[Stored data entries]

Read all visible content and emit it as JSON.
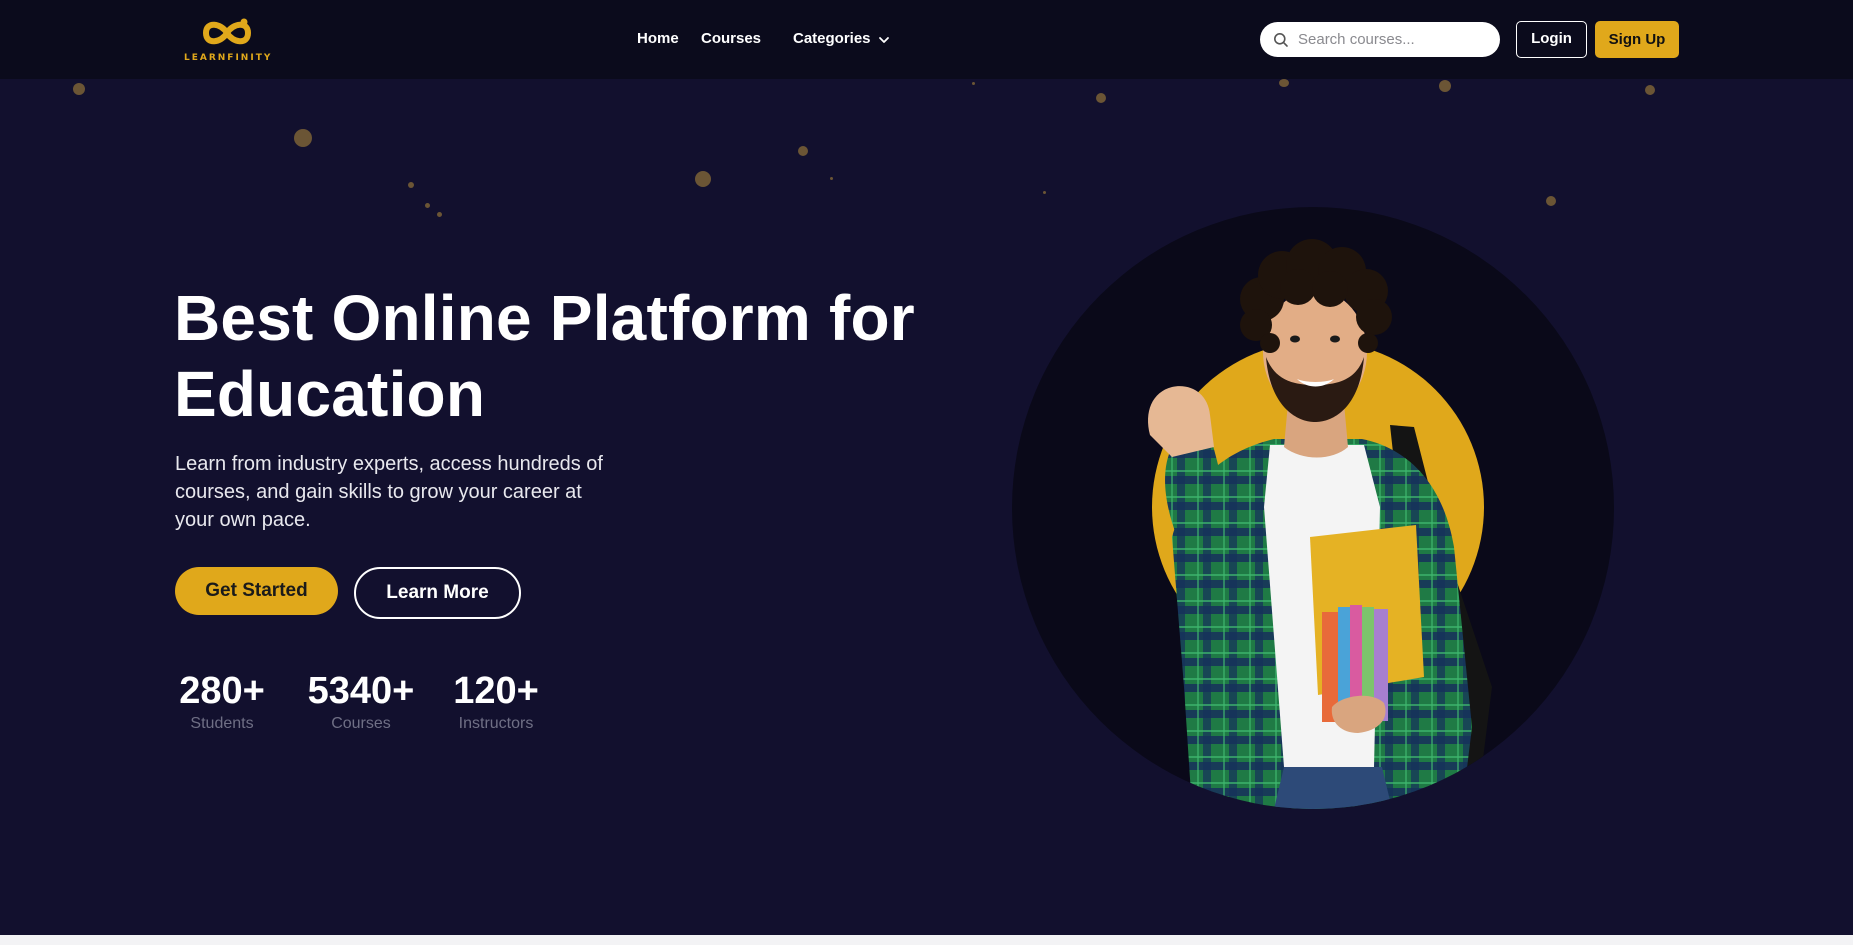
{
  "brand": {
    "name": "LEARNFINITY",
    "accent": "#e0a81b",
    "nav_bg": "#0b0b1c",
    "hero_bg": "#12102e"
  },
  "nav": {
    "links": [
      {
        "label": "Home"
      },
      {
        "label": "Courses"
      },
      {
        "label": "Categories",
        "icon": "chevron-down-icon"
      }
    ],
    "search": {
      "placeholder": "Search courses...",
      "value": "",
      "icon": "search-icon"
    },
    "login_label": "Login",
    "signup_label": "Sign Up"
  },
  "hero": {
    "title_line1": "Best Online Platform for",
    "title_line2": "Education",
    "subtitle": "Learn from industry experts, access hundreds of courses, and gain skills to grow your career at your own pace.",
    "primary_cta": "Get Started",
    "secondary_cta": "Learn More",
    "stats": [
      {
        "value": "280+",
        "label": "Students"
      },
      {
        "value": "5340+",
        "label": "Courses"
      },
      {
        "value": "120+",
        "label": "Instructors"
      }
    ]
  }
}
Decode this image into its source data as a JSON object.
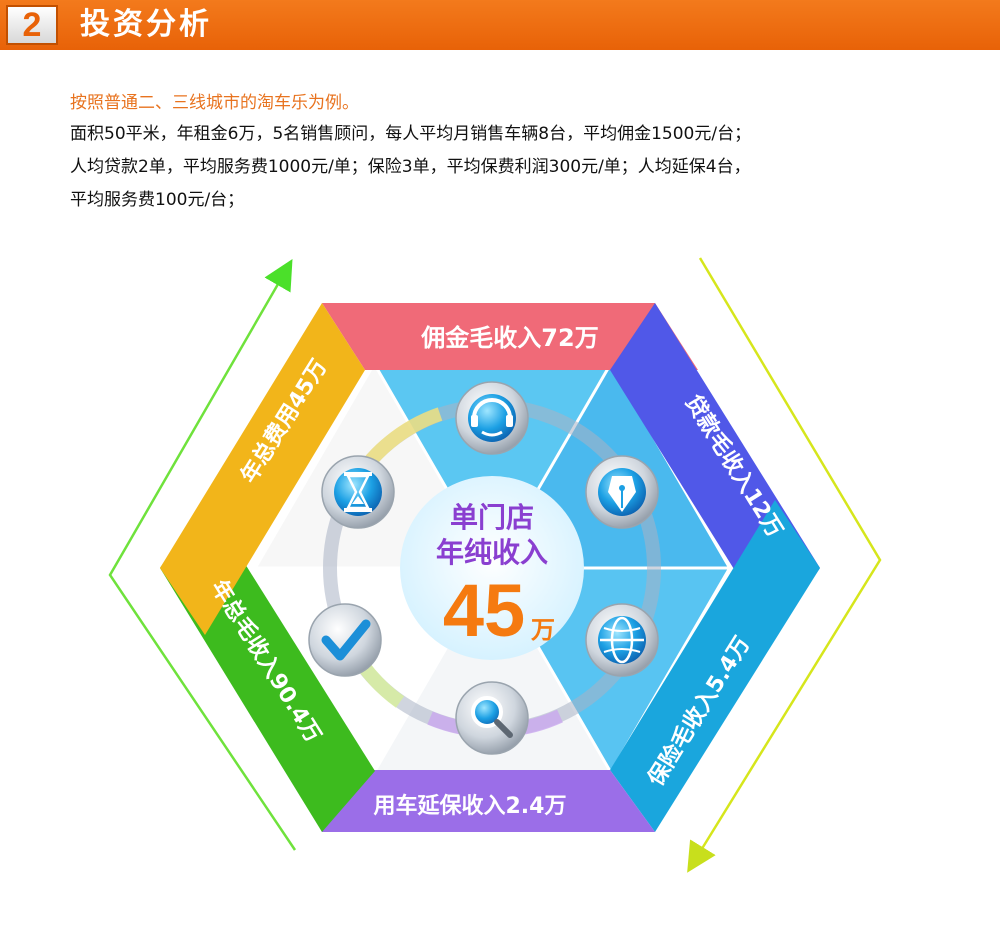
{
  "header": {
    "number": "2",
    "title": "投资分析"
  },
  "intro": "按照普通二、三线城市的淘车乐为例。",
  "paragraph": [
    "面积50平米，年租金6万，5名销售顾问，每人平均月销售车辆8台，平均佣金1500元/台；",
    "人均贷款2单，平均服务费1000元/单；保险3单，平均保费利润300元/单；人均延保4台，",
    "平均服务费100元/台；"
  ],
  "center": {
    "line1": "单门店",
    "line2": "年纯收入",
    "value": "45",
    "unit": "万"
  },
  "segments": [
    {
      "label": "佣金毛收入72万",
      "color": "#f06a78"
    },
    {
      "label": "贷款毛收入12万",
      "color": "#4f56e8"
    },
    {
      "label": "保险毛收入5.4万",
      "color": "#1aa6dd"
    },
    {
      "label": "用车延保收入2.4万",
      "color": "#9b6ee8"
    },
    {
      "label": "年总毛收入90.4万",
      "color": "#3dbb1e"
    },
    {
      "label": "年总费用45万",
      "color": "#f2b51a"
    }
  ],
  "icons": [
    "headset-icon",
    "pen-nib-icon",
    "globe-icon",
    "magnifier-icon",
    "checkmark-icon",
    "hourglass-icon"
  ],
  "colors": {
    "header": "#e86208",
    "intro": "#e8731f",
    "center_value": "#f57a10",
    "center_text": "#8a3fd0"
  }
}
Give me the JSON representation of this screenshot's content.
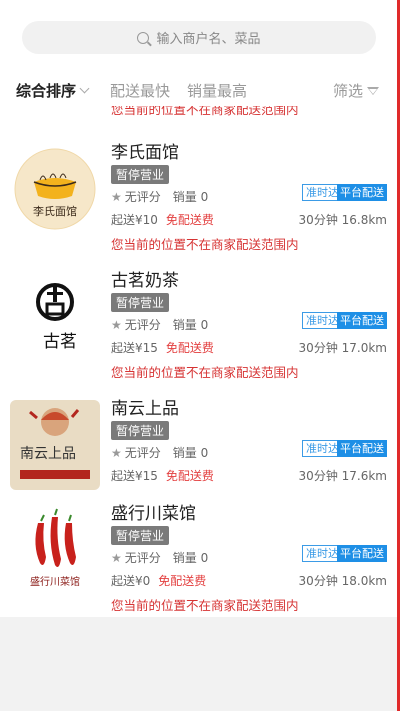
{
  "search": {
    "placeholder": "输入商户名、菜品"
  },
  "sort": {
    "items": [
      "综合排序",
      "配送最快",
      "销量最高"
    ],
    "filter": "筛选"
  },
  "partial_notice": "您当前的位置不在商家配送范围内",
  "restaurants": [
    {
      "name": "李氏面馆",
      "status": "暂停营业",
      "rating": "无评分",
      "sales": "销量 0",
      "tags": [
        "准时达",
        "平台配送"
      ],
      "min_order": "起送¥10",
      "delivery_fee": "免配送费",
      "time_distance": "30分钟 16.8km",
      "notice": "您当前的位置不在商家配送范围内",
      "logo_text": "李氏面馆"
    },
    {
      "name": "古茗奶茶",
      "status": "暂停营业",
      "rating": "无评分",
      "sales": "销量 0",
      "tags": [
        "准时达",
        "平台配送"
      ],
      "min_order": "起送¥15",
      "delivery_fee": "免配送费",
      "time_distance": "30分钟 17.0km",
      "notice": "您当前的位置不在商家配送范围内",
      "logo_text": "古茗"
    },
    {
      "name": "南云上品",
      "status": "暂停营业",
      "rating": "无评分",
      "sales": "销量 0",
      "tags": [
        "准时达",
        "平台配送"
      ],
      "min_order": "起送¥15",
      "delivery_fee": "免配送费",
      "time_distance": "30分钟 17.6km",
      "notice": "",
      "logo_text": "南云上品"
    },
    {
      "name": "盛行川菜馆",
      "status": "暂停营业",
      "rating": "无评分",
      "sales": "销量 0",
      "tags": [
        "准时达",
        "平台配送"
      ],
      "min_order": "起送¥0",
      "delivery_fee": "免配送费",
      "time_distance": "30分钟 18.0km",
      "notice": "您当前的位置不在商家配送范围内",
      "logo_text": "盛行川菜馆"
    }
  ],
  "colors": {
    "accent_red": "#d63333",
    "platform_blue": "#1e8fe6",
    "badge_gray": "#7a7a7a"
  }
}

PROBLEM TO WORK ON: Check each line of the listing above for the string "intro", then report only how many lines have it.

ANSWER TO THE TASK: 2